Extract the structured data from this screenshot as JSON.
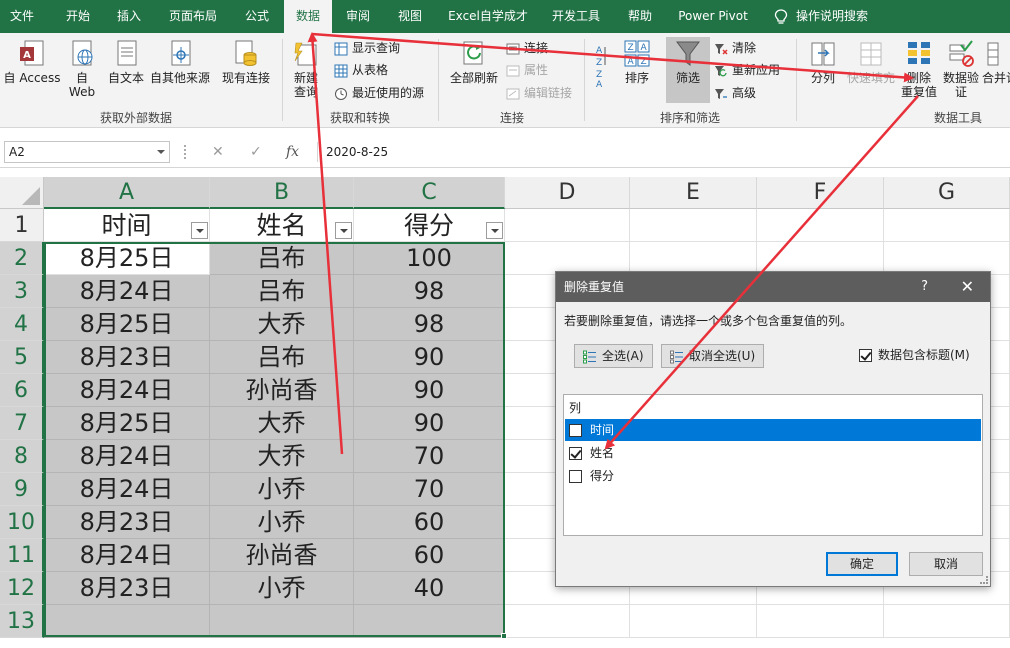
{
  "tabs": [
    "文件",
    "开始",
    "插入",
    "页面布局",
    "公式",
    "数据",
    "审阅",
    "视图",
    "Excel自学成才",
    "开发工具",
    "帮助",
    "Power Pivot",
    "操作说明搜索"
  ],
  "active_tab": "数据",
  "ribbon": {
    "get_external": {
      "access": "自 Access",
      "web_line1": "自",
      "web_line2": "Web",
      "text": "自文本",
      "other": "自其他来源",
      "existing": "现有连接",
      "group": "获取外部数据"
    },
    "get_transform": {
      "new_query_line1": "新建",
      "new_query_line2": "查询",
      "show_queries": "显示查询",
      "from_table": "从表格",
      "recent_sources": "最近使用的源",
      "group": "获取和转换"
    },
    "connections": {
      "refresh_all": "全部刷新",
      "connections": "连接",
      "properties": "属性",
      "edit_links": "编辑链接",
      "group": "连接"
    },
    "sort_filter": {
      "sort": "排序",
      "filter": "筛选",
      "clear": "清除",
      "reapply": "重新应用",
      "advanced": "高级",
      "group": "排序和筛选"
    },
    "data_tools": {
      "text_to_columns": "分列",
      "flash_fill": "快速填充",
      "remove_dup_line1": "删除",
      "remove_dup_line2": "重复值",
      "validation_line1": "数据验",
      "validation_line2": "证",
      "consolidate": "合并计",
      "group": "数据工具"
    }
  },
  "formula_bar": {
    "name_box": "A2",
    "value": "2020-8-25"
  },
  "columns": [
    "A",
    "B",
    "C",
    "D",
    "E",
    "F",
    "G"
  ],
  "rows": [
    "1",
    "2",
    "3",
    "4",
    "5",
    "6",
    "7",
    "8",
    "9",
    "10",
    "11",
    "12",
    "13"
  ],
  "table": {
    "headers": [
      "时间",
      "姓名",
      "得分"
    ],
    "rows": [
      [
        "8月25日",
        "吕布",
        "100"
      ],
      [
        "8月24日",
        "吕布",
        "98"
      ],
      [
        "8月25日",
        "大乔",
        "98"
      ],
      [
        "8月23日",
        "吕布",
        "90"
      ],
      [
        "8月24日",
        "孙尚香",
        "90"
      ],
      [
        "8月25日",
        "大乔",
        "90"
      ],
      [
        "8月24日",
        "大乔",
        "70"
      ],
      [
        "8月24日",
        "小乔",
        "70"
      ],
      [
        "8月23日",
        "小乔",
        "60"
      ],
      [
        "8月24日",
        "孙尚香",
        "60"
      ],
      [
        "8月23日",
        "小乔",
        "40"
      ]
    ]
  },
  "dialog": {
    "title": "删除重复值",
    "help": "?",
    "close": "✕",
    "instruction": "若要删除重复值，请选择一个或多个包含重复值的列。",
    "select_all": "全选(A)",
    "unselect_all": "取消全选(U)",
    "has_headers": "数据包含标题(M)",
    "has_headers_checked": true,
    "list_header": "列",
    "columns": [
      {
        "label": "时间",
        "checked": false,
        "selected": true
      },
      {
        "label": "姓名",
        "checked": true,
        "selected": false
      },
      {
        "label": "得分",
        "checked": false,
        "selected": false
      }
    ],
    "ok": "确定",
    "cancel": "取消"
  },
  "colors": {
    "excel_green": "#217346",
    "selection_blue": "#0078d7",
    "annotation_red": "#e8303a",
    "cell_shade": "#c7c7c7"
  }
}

◇ ◇ ◇ ◇ ◇

Task to carry out: Transcribe every line in the entries above, taking out only the images.

Output:
Extract the structured data from this screenshot as JSON.
{
  "tabs": [
    "文件",
    "开始",
    "插入",
    "页面布局",
    "公式",
    "数据",
    "审阅",
    "视图",
    "Excel自学成才",
    "开发工具",
    "帮助",
    "Power Pivot",
    "操作说明搜索"
  ],
  "active_tab": "数据",
  "ribbon": {
    "get_external": {
      "access": "自 Access",
      "web_line1": "自",
      "web_line2": "Web",
      "text": "自文本",
      "other": "自其他来源",
      "existing": "现有连接",
      "group": "获取外部数据"
    },
    "get_transform": {
      "new_query_line1": "新建",
      "new_query_line2": "查询",
      "show_queries": "显示查询",
      "from_table": "从表格",
      "recent_sources": "最近使用的源",
      "group": "获取和转换"
    },
    "connections": {
      "refresh_all": "全部刷新",
      "connections": "连接",
      "properties": "属性",
      "edit_links": "编辑链接",
      "group": "连接"
    },
    "sort_filter": {
      "sort": "排序",
      "filter": "筛选",
      "clear": "清除",
      "reapply": "重新应用",
      "advanced": "高级",
      "group": "排序和筛选"
    },
    "data_tools": {
      "text_to_columns": "分列",
      "flash_fill": "快速填充",
      "remove_dup_line1": "删除",
      "remove_dup_line2": "重复值",
      "validation_line1": "数据验",
      "validation_line2": "证",
      "consolidate": "合并计",
      "group": "数据工具"
    }
  },
  "formula_bar": {
    "name_box": "A2",
    "value": "2020-8-25"
  },
  "columns": [
    "A",
    "B",
    "C",
    "D",
    "E",
    "F",
    "G"
  ],
  "rows": [
    "1",
    "2",
    "3",
    "4",
    "5",
    "6",
    "7",
    "8",
    "9",
    "10",
    "11",
    "12",
    "13"
  ],
  "table": {
    "headers": [
      "时间",
      "姓名",
      "得分"
    ],
    "rows": [
      [
        "8月25日",
        "吕布",
        "100"
      ],
      [
        "8月24日",
        "吕布",
        "98"
      ],
      [
        "8月25日",
        "大乔",
        "98"
      ],
      [
        "8月23日",
        "吕布",
        "90"
      ],
      [
        "8月24日",
        "孙尚香",
        "90"
      ],
      [
        "8月25日",
        "大乔",
        "90"
      ],
      [
        "8月24日",
        "大乔",
        "70"
      ],
      [
        "8月24日",
        "小乔",
        "70"
      ],
      [
        "8月23日",
        "小乔",
        "60"
      ],
      [
        "8月24日",
        "孙尚香",
        "60"
      ],
      [
        "8月23日",
        "小乔",
        "40"
      ]
    ]
  },
  "dialog": {
    "title": "删除重复值",
    "help": "?",
    "close": "✕",
    "instruction": "若要删除重复值，请选择一个或多个包含重复值的列。",
    "select_all": "全选(A)",
    "unselect_all": "取消全选(U)",
    "has_headers": "数据包含标题(M)",
    "has_headers_checked": true,
    "list_header": "列",
    "columns": [
      {
        "label": "时间",
        "checked": false,
        "selected": true
      },
      {
        "label": "姓名",
        "checked": true,
        "selected": false
      },
      {
        "label": "得分",
        "checked": false,
        "selected": false
      }
    ],
    "ok": "确定",
    "cancel": "取消"
  },
  "colors": {
    "excel_green": "#217346",
    "selection_blue": "#0078d7",
    "annotation_red": "#e8303a",
    "cell_shade": "#c7c7c7"
  }
}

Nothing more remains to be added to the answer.